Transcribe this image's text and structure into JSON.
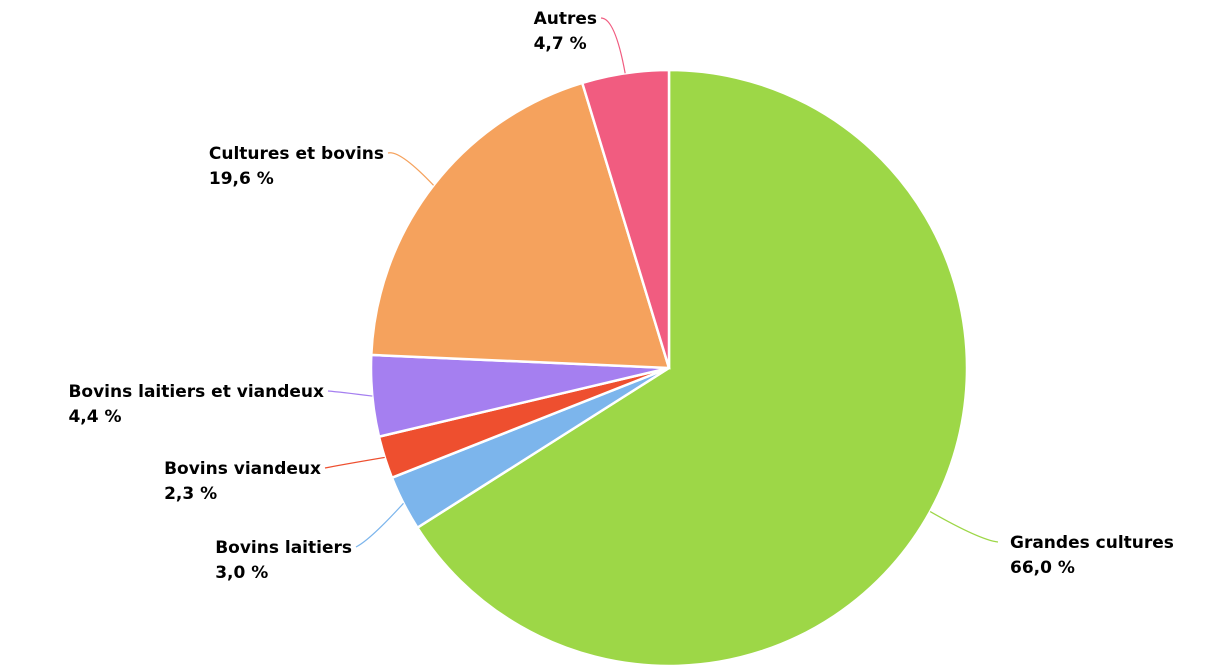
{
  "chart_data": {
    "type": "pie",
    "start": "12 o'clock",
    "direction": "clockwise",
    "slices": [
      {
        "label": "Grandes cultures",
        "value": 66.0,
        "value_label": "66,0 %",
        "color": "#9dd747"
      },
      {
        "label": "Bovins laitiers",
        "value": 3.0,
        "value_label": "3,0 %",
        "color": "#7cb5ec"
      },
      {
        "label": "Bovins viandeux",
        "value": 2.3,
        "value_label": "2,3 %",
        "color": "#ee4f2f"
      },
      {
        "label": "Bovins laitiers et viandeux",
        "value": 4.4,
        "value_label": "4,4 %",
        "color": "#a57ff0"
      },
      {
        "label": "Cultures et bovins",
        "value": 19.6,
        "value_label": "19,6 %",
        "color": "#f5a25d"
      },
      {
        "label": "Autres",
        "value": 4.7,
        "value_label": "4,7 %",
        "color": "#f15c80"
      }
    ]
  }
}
* * *
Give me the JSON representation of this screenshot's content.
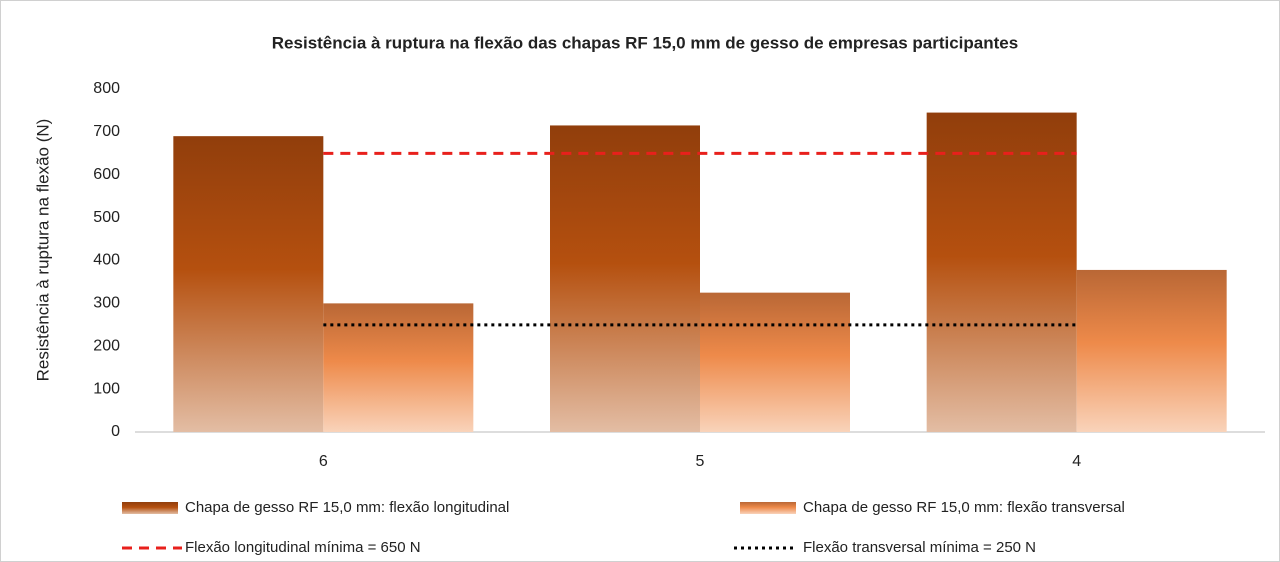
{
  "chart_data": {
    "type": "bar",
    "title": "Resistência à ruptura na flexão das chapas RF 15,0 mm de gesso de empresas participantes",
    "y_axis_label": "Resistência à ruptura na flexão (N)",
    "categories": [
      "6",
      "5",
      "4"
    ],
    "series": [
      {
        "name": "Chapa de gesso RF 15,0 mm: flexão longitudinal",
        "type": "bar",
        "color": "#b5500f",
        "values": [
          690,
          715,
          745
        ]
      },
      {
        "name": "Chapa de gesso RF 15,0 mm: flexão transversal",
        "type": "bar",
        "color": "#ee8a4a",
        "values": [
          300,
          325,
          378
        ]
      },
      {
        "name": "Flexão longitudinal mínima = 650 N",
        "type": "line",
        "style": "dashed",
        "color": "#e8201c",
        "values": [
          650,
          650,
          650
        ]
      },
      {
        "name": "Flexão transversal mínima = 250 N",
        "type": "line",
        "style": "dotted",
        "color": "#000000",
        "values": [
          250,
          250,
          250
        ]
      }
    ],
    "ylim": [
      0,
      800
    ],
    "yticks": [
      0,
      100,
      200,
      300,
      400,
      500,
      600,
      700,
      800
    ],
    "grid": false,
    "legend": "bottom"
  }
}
==
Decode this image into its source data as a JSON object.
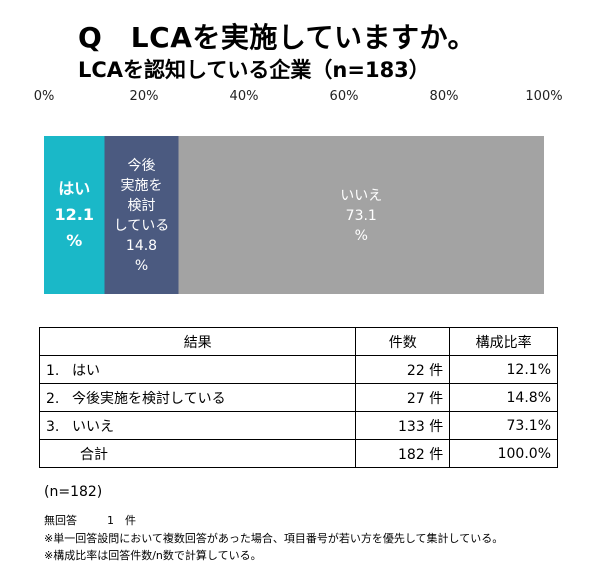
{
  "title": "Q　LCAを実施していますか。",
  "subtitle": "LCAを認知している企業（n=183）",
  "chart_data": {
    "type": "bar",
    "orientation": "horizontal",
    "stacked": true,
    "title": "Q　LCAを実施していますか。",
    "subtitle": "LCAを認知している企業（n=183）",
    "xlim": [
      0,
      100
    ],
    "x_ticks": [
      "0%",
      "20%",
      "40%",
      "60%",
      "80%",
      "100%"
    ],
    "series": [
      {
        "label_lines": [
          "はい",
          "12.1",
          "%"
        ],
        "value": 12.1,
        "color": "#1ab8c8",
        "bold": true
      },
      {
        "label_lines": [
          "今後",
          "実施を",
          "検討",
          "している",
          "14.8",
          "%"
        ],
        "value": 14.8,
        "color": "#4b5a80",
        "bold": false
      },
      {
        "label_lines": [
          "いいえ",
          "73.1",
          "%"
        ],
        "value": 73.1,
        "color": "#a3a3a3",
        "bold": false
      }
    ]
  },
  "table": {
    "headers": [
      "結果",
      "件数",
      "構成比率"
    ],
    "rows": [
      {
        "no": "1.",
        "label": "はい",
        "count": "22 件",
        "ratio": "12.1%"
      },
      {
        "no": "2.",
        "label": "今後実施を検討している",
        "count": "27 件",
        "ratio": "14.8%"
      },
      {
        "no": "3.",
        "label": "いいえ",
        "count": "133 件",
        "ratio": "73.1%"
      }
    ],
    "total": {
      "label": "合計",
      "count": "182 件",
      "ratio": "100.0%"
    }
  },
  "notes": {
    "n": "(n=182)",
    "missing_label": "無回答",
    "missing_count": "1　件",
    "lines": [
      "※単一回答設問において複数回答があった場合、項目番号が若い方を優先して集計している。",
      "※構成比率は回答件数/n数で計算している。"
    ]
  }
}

> [What the exercise asks]: Report the number of lines containing the string "mínima" and add nothing to it.

> [Task output]: 2